━━━━━ Input material ━━━━━

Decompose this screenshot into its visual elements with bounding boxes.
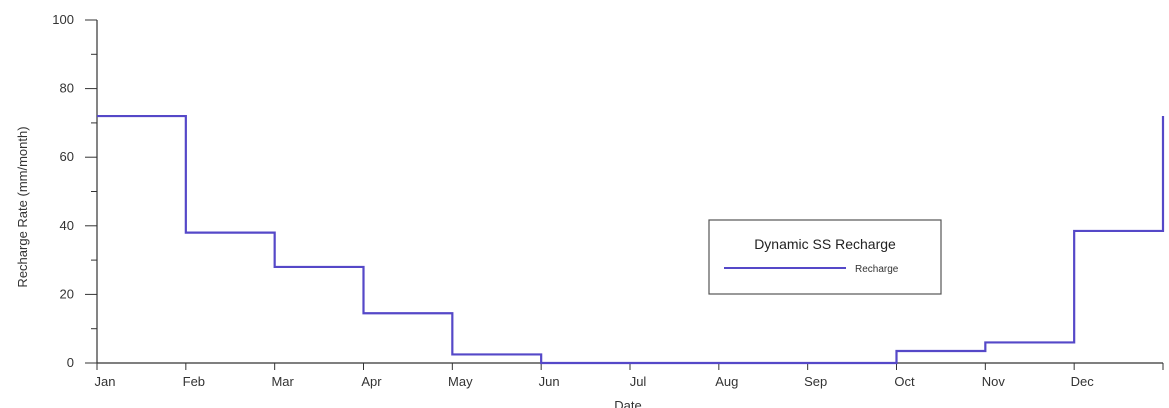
legend-title: Dynamic SS Recharge <box>754 236 896 252</box>
x-tick-label: Feb <box>183 374 205 389</box>
series-line-recharge <box>97 114 1165 365</box>
x-axis: Jan Feb Mar Apr May Jun Jul Aug Sep Oct Nov Dec <box>95 362 1164 389</box>
x-tick-label: Oct <box>894 374 915 389</box>
legend: Dynamic SS Recharge Recharge <box>708 219 942 295</box>
series-layer <box>97 114 1165 365</box>
x-tick-label: Jun <box>539 374 560 389</box>
x-tick-label: May <box>448 374 473 389</box>
y-tick-label: 60 <box>60 149 74 164</box>
y-tick-label: 0 <box>67 355 74 370</box>
x-tick-label: Sep <box>804 374 827 389</box>
x-tick-label: Aug <box>715 374 738 389</box>
y-tick-label: 20 <box>60 286 74 301</box>
x-tick-label: Mar <box>271 374 294 389</box>
y-tick-label: 40 <box>60 218 74 233</box>
x-tick-label: Dec <box>1071 374 1095 389</box>
x-axis-title: Date <box>614 398 641 408</box>
x-tick-label: Jul <box>630 374 647 389</box>
y-tick-label: 100 <box>52 12 74 27</box>
y-axis-title: Recharge Rate (mm/month) <box>15 126 30 287</box>
x-tick-label: Jan <box>95 374 116 389</box>
y-tick-label: 80 <box>60 81 74 96</box>
x-tick-label: Nov <box>982 374 1006 389</box>
y-axis: 0 20 40 60 80 100 <box>52 12 98 370</box>
legend-box <box>708 219 942 295</box>
x-tick-label: Apr <box>361 374 382 389</box>
legend-entry-recharge: Recharge <box>855 264 899 275</box>
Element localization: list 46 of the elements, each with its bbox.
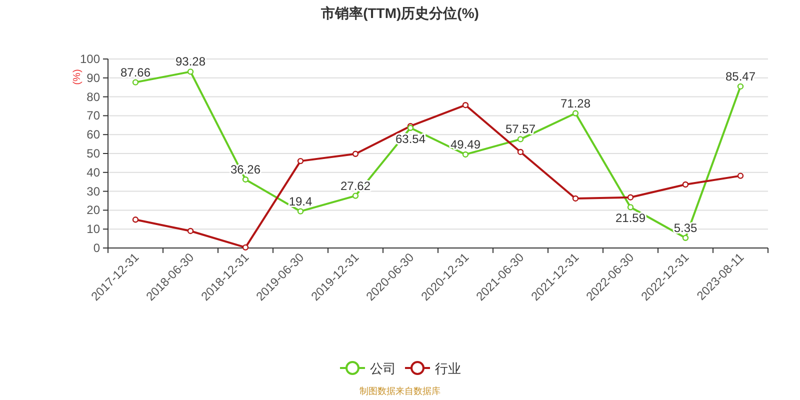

━━━━━

* **Problem to work on**
Put these lines into a Markdown table with the columns Row and Line, numbering each row and skipping blank lines. Leave the pictures out.

* **Exercise output**
| Row | Line |
|---|---|
| 1 | Decompose this screenshot into its visual elements with bounding boxes. |
| 2 | legend-title: Dynamic SS Recharge <box>754 236 896 252</box> |
| 3 | x-tick-label: Feb <box>183 374 205 389</box> |
| 4 | series-line-recharge <box>97 114 1165 365</box> |
| 5 | x-axis: Jan Feb Mar Apr May Jun Jul Aug Sep Oct Nov Dec <box>95 362 1164 389</box> |
| 6 | x-tick-label: Oct <box>894 374 915 389</box> |
| 7 | legend: Dynamic SS Recharge Recharge <box>708 219 942 295</box> |
| 8 | series-layer <box>97 114 1165 365</box> |
| 9 | x-tick-label: Jun <box>539 374 560 389</box> |
| 10 | x-tick-label: May <box>448 374 473 389</box> |
| 11 | y-tick-label: 60 <box>60 149 74 164</box> |
| 12 | y-tick-label: 0 <box>67 355 74 370</box> |
| 13 | x-tick-label: Sep <box>804 374 827 389</box> |
| 14 | x-tick-label: Aug <box>715 374 738 389</box> |
| 15 | y-tick-label: 20 <box>60 286 74 301</box> |
| 16 | x-tick-label: Mar <box>271 374 294 389</box> |
| 17 | y-tick-label: 40 <box>60 218 74 233</box> |
| 18 | x-tick-label: Dec <box>1071 374 1095 389</box> |
| 19 | x-axis-title: Date <box>614 398 641 408</box> |
| 20 | x-tick-label: Jul <box>630 374 647 389</box> |
| 21 | y-tick-label: 100 <box>52 12 74 27</box> |
| 22 | y-axis-title: Recharge Rate (mm/month) <box>15 126 30 287</box> |
| 23 | x-tick-label: Jan <box>95 374 116 389</box> |
| 24 | y-tick-label: 80 <box>60 81 74 96</box> |
| 25 | x-tick-label: Nov <box>982 374 1006 389</box> |
| 26 | y-axis: 0 20 40 60 80 100 <box>52 12 98 370</box> |
| 27 | legend-box <box>708 219 942 295</box> |
| 28 | x-tick-label: Apr <box>361 374 382 389</box> |
| 29 | legend-entry-recharge: Recharge <box>855 264 899 275</box> |
| 30 | Element localization: list 46 of the elements, each with its bbox. |